▽

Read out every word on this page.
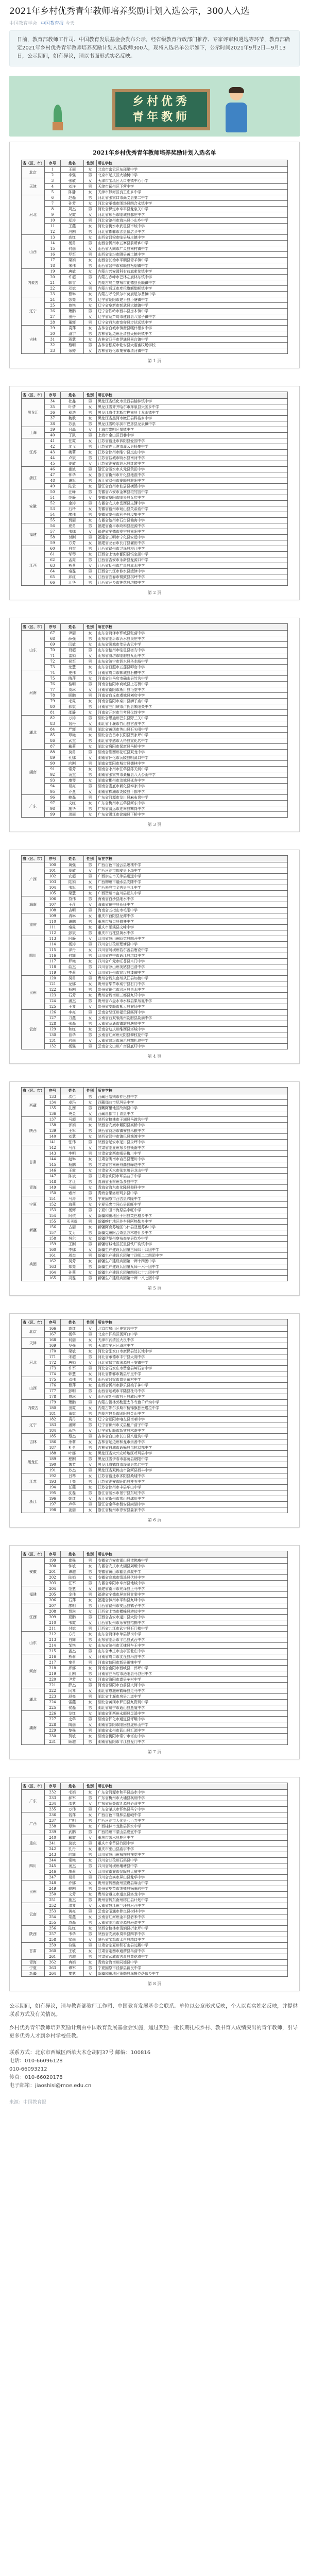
2021年乡村优秀青年教师培养奖励计划入选公示，300人入选
中国教育学会 中国教育报 今天
日前，教育部教师工作司、中国教育发展基金会发布公示，经省级教育行政部门推荐、专家评审和遴选等环节，教育部确定2021年乡村优秀青年教师培养奖励计划入选教师300人，现将入选名单公示如下，公示时间2021年9月2日—9月13日，公示期间，如有异议，请以书面形式实名反映。
乡村优秀
青年教师
2021年乡村优秀青年教师培养奖励计划入选名单
省（区、市）	序号	姓名	性别	所在学校
北京	1	王丽	女	北京市密云区东邵渠中学
	2	李强	男	北京市延庆区大榆树中学
天津	3	张敏	女	天津市宝坻区大口屯镇中心小学
	4	刘洋	男	天津市蓟州区下营中学
	5	陈静	女	天津市静海区良王庄乡中学
河北	6	赵磊	男	河北省张家口市尚义县第二中学
	7	孙芳	女	河北省承德市围场县四合永镇中学
	8	周杰	男	河北省保定市阜平县龙泉关中学
	9	吴霞	女	河北省邢台市临城县郝庄中学
	10	郑涛	男	河北省沧州市海兴县小山乡中学
	11	王燕	女	河北省衡水市武邑县审坡中学
	12	冯刚	男	河北省邯郸市涉县偏店乡中学
山西	13	高红	女	山西省吕梁市临县城庄镇中学
	14	杨勇	男	山西省忻州市五寨县前所乡中学
	15	何丽	女	山西省大同市广灵县南村镇中学
	16	罗军	男	山西省临汾市隰县黄土镇中学
	17	梁娟	女	山西省长治市平顺县青羊镇中学
	18	宋伟	男	山西省晋中市和顺县松烟镇中学
内蒙古	19	唐敏	女	内蒙古兴安盟科右前旗索伦镇中学
	20	许超	男	内蒙古赤峰市巴林左旗林东镇中学
	21	韩雪	女	内蒙古乌兰察布市化德县长顺镇中学
	22	邓斌	男	内蒙古通辽市库伦旗额勒顺镇中学
	23	曹琳	女	内蒙古呼伦贝尔市莫旗尼尔基镇中学
辽宁	24	彭亮	男	辽宁省朝阳市建平县小塘镇中学
	25	曾艳	女	辽宁省阜新市彰武县大德镇中学
	26	萧鹏	男	辽宁省铁岭市西丰县房木镇中学
	27	田丹	女	辽宁省葫芦岛市建昌县八家子镇中学
	28	董辉	男	辽宁省丹东市宽甸县步达远镇中学
吉林	29	袁萍	女	吉林省白城市镇赉县嘎什根乡中学
	30	潘宇	男	吉林省延边州汪清县天桥岭镇中学
	31	蒋慧	女	吉林省四平市伊通县景台镇中学
	32	蔡明	男	吉林省松原市乾安县大遐畜牧场学校
	33	余婷	女	吉林省通化市集安市清河镇中学
第 1 页
省（区、市）	序号	姓名	性别	所在学校
黑龙江	34	杜鑫	男	黑龙江省绥化市兰西县榆林镇中学
	35	叶倩	女	黑龙江省齐齐哈尔市拜泉县兴国乡中学
	36	程浩	男	黑龙江省佳木斯市桦南县土龙山镇中学
	37	魏欣	女	黑龙江省黑河市嫩江县科洛乡中学
	38	苏晨	男	黑龙江省哈尔滨市巴彦县龙泉镇中学
上海	39	吕晶	女	上海市崇明区堡镇中学
	40	丁凯	男	上海市金山区吕巷中学
江苏	41	任霞	女	江苏省宿迁市泗阳县爱园中学
	42	沈飞	男	江苏省连云港市灌云县杨集中学
	43	姚莉	女	江苏省徐州市睢宁县岚山中学
	44	卢斌	男	江苏省盐城市响水县南河中学
	45	姜敏	女	江苏省淮安市涟水县红窑中学
浙江	46	崔波	男	浙江省丽水市庆元县黄田中学
	47	钟华	女	浙江省衢州市开化县池淮中学
	48	谭军	男	浙江省温州市泰顺县雅阳中学
	49	陆云	女	浙江省台州市仙居县横溪中学
安徽	50	汪峰	男	安徽省六安市金寨县斑竹园中学
	51	范静	女	安徽省阜阳市临泉县瓦店中学
	52	金涛	男	安徽省安庆市岳西县主簿中学
	53	石玲	女	安徽省宿州市砀山县关帝庙中学
	54	廖伟	男	安徽省亳州市利辛县汝集中学
	55	贾丽	女	安徽省池州市石台县仙寓中学
福建	56	夏勇	男	福建省南平市政和县澄源中学
	57	韦娜	女	福建省宁德市寿宁县南阳中学
	58	付刚	男	福建省三明市宁化县安远中学
	59	方芳	女	福建省龙岩市长汀县濯田中学
江西	60	白杰	男	江西省赣州市寻乌县澄江中学
	61	邹琴	女	江西省上饶市鄱阳县银宝湖中学
	62	孟亮	男	江西省吉安市永新县龙源口中学
	63	熊燕	女	江西省抚州市广昌县赤水中学
	64	秦磊	男	江西省九江市修水县渣津中学
	65	邱红	女	江西省宜春市铜鼓县棋坪中学
	66	江华	男	江西省萍乡市莲花县坊楼中学
第 2 页
省（区、市）	序号	姓名	性别	所在学校
山东	67	尹丽	女	山东省菏泽市郓城县张营中学
	68	薛强	男	山东省临沂市沂水县泉庄中学
	69	闫敏	女	山东省聊城市莘县古云中学
	70	段超	男	山东省德州市临邑县宿安中学
	71	雷娟	女	山东省潍坊市临朐县九山中学
	72	侯军	男	山东省济宁市泗水县圣水峪中学
	73	龙慧	女	山东省日照市五莲县叩官中学
河南	74	史伟	男	河南省周口市郸城县石槽中学
	75	陶萍	女	河南省驻马店市确山县竹沟中学
	76	黎明	男	河南省信阳市商城县上石桥中学
	77	贺琳	女	河南省南阳市淅川县毛堂中学
	78	顾鹏	男	河南省商丘市虞城县刘店中学
	79	毛霞	女	河南省洛阳市栾川县狮子庙中学
	80	郝斌	男	河南省三门峡市卢氏县朱阳关中学
	81	邵静	女	河南省开封市兰考县仪封中学
湖北	82	万涛	男	湖北省恩施州巴东县野三关中学
	83	钱丹	女	湖北省十堰市竹山县官渡中学
	84	严辉	男	湖北省黄冈市英山县石头咀中学
	85	覃艳	女	湖北省宜昌市长阳县贺家坪中学
	86	武杰	男	湖北省孝感市大悟县宣化店中学
	87	戴莉	女	湖北省襄阳市保康县马桥中学
湖南	88	莫勇	男	湖南省湘西州花垣县双龙中学
	89	孔娜	女	湖南省怀化市沅陵县明溪口中学
	90	向刚	男	湖南省邵阳市城步县儒林中学
	91	常芳	女	湖南省永州市江华县涔天河中学
	92	汤杰	男	湖南省张家界市桑植县八大公山中学
	93	康琴	女	湖南省郴州市汝城县延寿中学
	94	易亮	男	湖南省娄底市新化县奉家中学
	95	乔燕	女	湖南省株洲市炎陵县十都中学
广东	96	赖磊	男	广东省河源市龙川县麻布岗中学
	97	文红	女	广东省梅州市五华县河东中学
	98	施华	男	广东省清远市连南县寨岗中学
	99	洪丽	女	广东省湛江市徐闻县下桥中学
第 3 页
省（区、市）	序号	姓名	性别	所在学校
广西	100	黄强	男	广西百色市凌云县逻楼中学
	101	蒙敏	女	广西河池市都安县下坳中学
	102	农超	男	广西崇左市天等县进远中学
	103	陆娟	女	广西柳州市融水县安陲中学
	104	韦军	男	广西来宾市金秀县三江中学
	105	梁慧	女	广西贺州市富川县朝东中学
海南	106	符伟	男	海南省白沙县细水中学
	107	王萍	女	海南省琼中县长征中学
	108	吉明	男	海南省五指山市毛阳中学
重庆	109	冉琳	女	重庆市酉阳县龙潭中学
	110	谭鹏	男	重庆市城口县修齐中学
	111	秦霞	女	重庆市巫溪县文峰中学
	112	彭斌	男	重庆市石柱县黄水中学
四川	113	阿静	女	四川省凉山州昭觉县四开中学
	114	杨涛	男	四川省甘孜州理塘县中学
	115	泽丹	女	四川省阿坝州若尔盖县唐克中学
	116	何辉	男	四川省巴中市通江县洪口中学
	117	罗艳	女	四川省广元市旺苍县木门中学
	118	曲杰	男	四川省凉山州美姑县巴普中学
	119	李莉	女	四川省达州市宣汉县漆碑中学
贵州	120	吴勇	男	贵州省黔东南州从江县加榜中学
	121	龙娜	女	贵州省毕节市威宁县石门中学
	122	杨刚	男	贵州省铜仁市沿河县黑水中学
	123	石芳	女	贵州省黔南州三都县九阡中学
	124	潘杰	男	贵州省六盘水市水城县果布戛中学
	125	王琴	女	贵州省安顺市紫云县猴场中学
云南	126	李亮	男	云南省怒江州福贡县匹河中学
	127	刀燕	女	云南省西双版纳州勐腊县勐满中学
	128	张磊	男	云南省昭通市镇雄县塘房中学
	129	和红	女	云南省迪庆州维西县塔城中学
	130	普华	男	云南省红河州元阳县攀枝花中学
	131	岩丽	女	云南省普洱市澜沧县糯扎渡中学
	132	杨强	男	云南省文山州广南县底圩中学
第 4 页
省（区、市）	序号	姓名	性别	所在学校
西藏	133	次仁	男	西藏日喀则市仲巴县中学
	134	卓玛	女	西藏那曲市尼玛县中学
	135	扎西	男	西藏阿里地区改则县中学
	136	央金	女	西藏昌都市丁青县中学
陕西	137	马超	男	陕西省榆林市子洲县马蹄沟中学
	138	郭娟	女	陕西省安康市紫阳县高桥中学
	139	王军	男	陕西省商洛市镇安县米粮中学
	140	刘慧	女	陕西省汉中市镇巴县渔渡中学
	141	张伟	男	陕西省延安市延川县永坪中学
甘肃	142	马萍	女	甘肃省临夏州东乡县锁南中学
	143	李明	男	甘肃省定西市岷县梅川中学
	144	赵琳	女	甘肃省陇南市宕昌县理川中学
	145	杨鹏	男	甘肃省甘南州舟曲县峰迭中学
	146	王霞	女	甘肃省天水市张家川县龙山中学
	147	陈斌	男	甘肃省庆阳市环县曲子中学
青海	148	才让	男	青海省玉树州杂多县中学
	149	马丽	女	青海省海东市化隆县群科中学
	150	索南	男	青海省果洛州玛多县中学
宁夏	151	马涛	男	宁夏固原市西吉县兴隆中学
	152	海燕	女	宁夏吴忠市同心县预旺中学
	153	杨辉	男	宁夏中卫市海原县李旺中学
新疆	154	阿依	女	新疆和田地区于田县英巴格乡中学
	155	买买提	男	新疆喀什地区莎车县阿热勒乡中学
	156	古丽	女	新疆阿克苏地区乌什县亚曼苏乡中学
	157	艾力	男	新疆克州阿合奇县苏木塔什乡中学
	158	努尔	女	新疆伊犁州察布查尔县坎乡中学
	159	王刚	男	新疆塔城地区托里县铁厂沟镇中学
兵团	160	李娜	女	新疆生产建设兵团第三师四十四团中学
	161	周杰	男	新疆生产建设兵团第十四师二二四团中学
	162	吴芳	女	新疆生产建设兵团第一师十四团中学
	163	郑亮	男	新疆生产建设兵团第九师一六一团中学
	164	孙燕	女	新疆生产建设兵团第四师七十九团中学
	165	冯磊	男	新疆生产建设兵团第十师一八七团中学
第 5 页
省（区、市）	序号	姓名	性别	所在学校
北京	166	高红	女	北京市房山区史家营中学
	167	杨华	男	北京市怀柔区汤河口中学
天津	168	何丽	女	天津市武清区大良中学
	169	罗强	男	天津市宁河区潘庄中学
河北	170	梁敏	女	河北省张家口市康保县处长地中学
	171	宋超	男	河北省承德市丰宁县大阁中学
	172	唐娟	女	河北省保定市涞源县王安镇中学
	173	许军	男	河北省石家庄市赞皇县嶂石岩中学
	174	韩慧	女	河北省邯郸市魏县牙里中学
山西	175	邓伟	男	山西省吕梁市岚县东村中学
	176	曹萍	女	山西省忻州市静乐县娘子神中学
	177	彭明	男	山西省运城市平陆县杜马中学
	178	曾琳	女	山西省朔州市右玉县威远中学
内蒙古	179	萧鹏	男	内蒙古锡林郭勒盟太仆寺旗千斤沟中学
	180	田霞	女	内蒙古鄂尔多斯市杭锦旗独贵塔拉中学
	181	董斌	男	内蒙古包头市固阳县金山中学
辽宁	182	袁丹	女	辽宁省朝阳市喀左县南哨中学
	183	潘辉	男	辽宁省锦州市义县稍户营子中学
	184	蒋艳	女	辽宁省抚顺市新宾县木奇中学
吉林	185	蔡杰	男	吉林省白山市长白县八道沟中学
	186	余莉	女	吉林省延边州和龙市崇善中学
	187	杜勇	男	吉林省白城市通榆县包拉温都中学
黑龙江	188	叶娜	女	黑龙江省大兴安岭地区呼玛县中学
	189	程刚	男	黑龙江省伊春市嘉荫县朝阳中学
	190	魏芳	女	黑龙江省鹤岗市绥滨县忠仁中学
	191	苏杰	男	黑龙江省双鸭山市饶河县西丰中学
江苏	192	吕琴	女	江苏省宿迁市沭阳县桑墟中学
	193	丁亮	男	江苏省淮安市盱眙县桂五中学
	194	任燕	女	江苏省徐州市丰县华山中学
浙江	195	沈磊	男	浙江省丽水市景宁县东坑中学
	196	姚红	女	浙江省衢州市常山县球川中学
	197	卢华	男	浙江省金华市磐安县尚湖中学
	198	姜丽	女	浙江省杭州市淳安县姜家中学
第 6 页
省（区、市）	序号	姓名	性别	所在学校
安徽	199	崔强	男	安徽省六安市霍山县诸佛庵中学
	200	钟敏	女	安徽省安庆市太湖县刘畈中学
	201	谭超	男	安徽省黄山市歙县深渡中学
	202	陆娟	女	安徽省宣城市绩溪县伏岭中学
	203	汪军	男	安徽省阜阳市阜南县地城中学
福建	204	范慧	女	福建省南平市光泽县止马中学
	205	金伟	男	福建省宁德市屏南县甘棠中学
	206	石萍	女	福建省漳州市平和县九峰中学
江西	207	廖明	男	江西省赣州市安远县鹤子中学
	208	贾琳	女	江西省上饶市横峰县港边中学
	209	夏鹏	男	江西省吉安市遂川县大汾中学
	210	韦霞	女	江西省抚州市乐安县招携中学
	211	付斌	男	江西省九江市武宁县石门楼中学
山东	212	方丹	女	山东省菏泽市单县浮岗中学
	213	白辉	男	山东省临沂市平邑县武台中学
	214	邹艳	女	山东省滨州市无棣县车王中学
	215	孟杰	男	山东省枣庄市山亭区北庄中学
河南	216	熊莉	女	河南省周口市沈丘县冯营中学
	217	秦勇	男	河南省信阳市新县田铺中学
	218	邱娜	女	河南省南阳市西峡县二郎坪中学
	219	江刚	男	河南省驻马店市泌阳县马谷田中学
	220	尹芳	女	河南省洛阳市嵩县车村中学
	221	薛杰	男	河南省濮阳市台前县夹河中学
湖北	222	闫琴	女	湖北省恩施州鹤峰县走马中学
	223	段亮	男	湖北省十堰市房县九道中学
	224	雷燕	女	湖北省黄冈市罗田县九资河中学
	225	侯磊	男	湖北省咸宁市通山县燕厦中学
湖南	226	龙红	女	湖南省湘西州永顺县灵溪中学
	227	史华	男	湖南省怀化市通道县坪坦中学
	228	陶丽	女	湖南省邵阳市隆回县虎形山中学
	229	黎强	男	湖南省永州市蓝山县汇源中学
	230	贺敏	女	湖南省衡阳市常宁市塔山中学
	231	顾超	男	湖南省岳阳市平江县龙门中学
第 7 页
省（区、市）	序号	姓名	性别	所在学校
广东	232	毛娟	女	广东省河源市和平县热水中学
	233	郝军	男	广东省梅州市大埔县枫朗中学
	234	邵慧	女	广东省韶关市乳源县必背中学
	235	万伟	男	广东省肇庆市怀集县马宁中学
广西	236	钱萍	女	广西百色市隆林县德峨中学
	237	严明	男	广西河池市大化县七百弄中学
	238	覃琳	女	广西桂林市龙胜县泗水中学
	239	武鹏	男	广西梧州市蒙山县夏宜中学
重庆	240	戴霞	女	重庆市彭水县鹿角中学
	241	莫斌	男	重庆市奉节县竹园中学
	242	孔丹	女	重庆市巫山县庙宇中学
四川	243	向辉	男	四川省凉山州布拖县拖觉中学
	244	常艳	女	四川省甘孜州石渠县中学
	245	汤杰	男	四川省阿坝州壤塘县中学
	246	康莉	女	四川省南充市仪陇县大寅中学
	247	易勇	男	四川省宜宾市屏山县龙华中学
贵州	248	乔娜	女	贵州省黔西南州望谟县麻山中学
	249	赖刚	男	贵州省毕节市纳雍县锅圈岩中学
	250	文芳	女	贵州省遵义市道真县洛龙中学
	251	施杰	男	贵州省黔东南州榕江县计划中学
云南	252	洪琴	女	云南省怒江州兰坪县河西中学
	253	黄亮	男	云南省昭通市彝良县树林中学
	254	蒙燕	女	云南省红河州金平县者米中学
	255	农磊	男	云南省临沧市沧源县班洪中学
陕西	256	陆红	女	陕西省榆林市清涧县折家坪中学
	257	韦华	男	陕西省安康市岚皋县四季中学
	258	梁丽	女	陕西省宝鸡市太白县靖口中学
甘肃	259	符强	男	甘肃省临夏州积石山县癿藏中学
	260	王敏	女	甘肃省定西市通渭县马营中学
	261	吉超	男	甘肃省武威市古浪县黄花滩中学
青海	262	冉娟	女	青海省海南州同德县中学
宁夏	263	谭军	男	宁夏固原市泾源县新民中学
新疆	264	秦慧	女	新疆和田地区策勒县乌鲁克萨依乡中学
第 8 页

公示期间，如有异议，请与教育部教师工作司、中国教育发展基金会联系。单位以公章形式反映，个人以真实姓名反映，并提供联系方式及有关情况。

乡村优秀青年教师培养奖励计划由中国教育发展基金会实施，通过奖励一批长期扎根乡村、教书育人成绩突出的青年教师，引导更多优秀人才到乡村学校任教。

联系方式：北京市西城区西单大木仓胡同37号 邮编：100816
电话：010-66096128
010-66093212
传真：010-66020178
电子邮箱：jiaoshisi@moe.edu.cn
来源：中国教育报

△

▸ SET TASK
Which lines contain the word "公示期间"? Return each of them.

▸ EXPECTED ANSWER
日前，教育部教师工作司、中国教育发展基金会发布公示，经省级教育行政部门推荐、专家评审和遴选等环节，教育部确定2021年乡村优秀青年教师培养奖励计划入选教师300人，现将入选名单公示如下，公示时间2021年9月2日—9月13日，公示期间，如有异议，请以书面形式实名反映。
公示期间，如有异议，请与教育部教师工作司、中国教育发展基金会联系。单位以公章形式反映，个人以真实姓名反映，并提供联系方式及有关情况。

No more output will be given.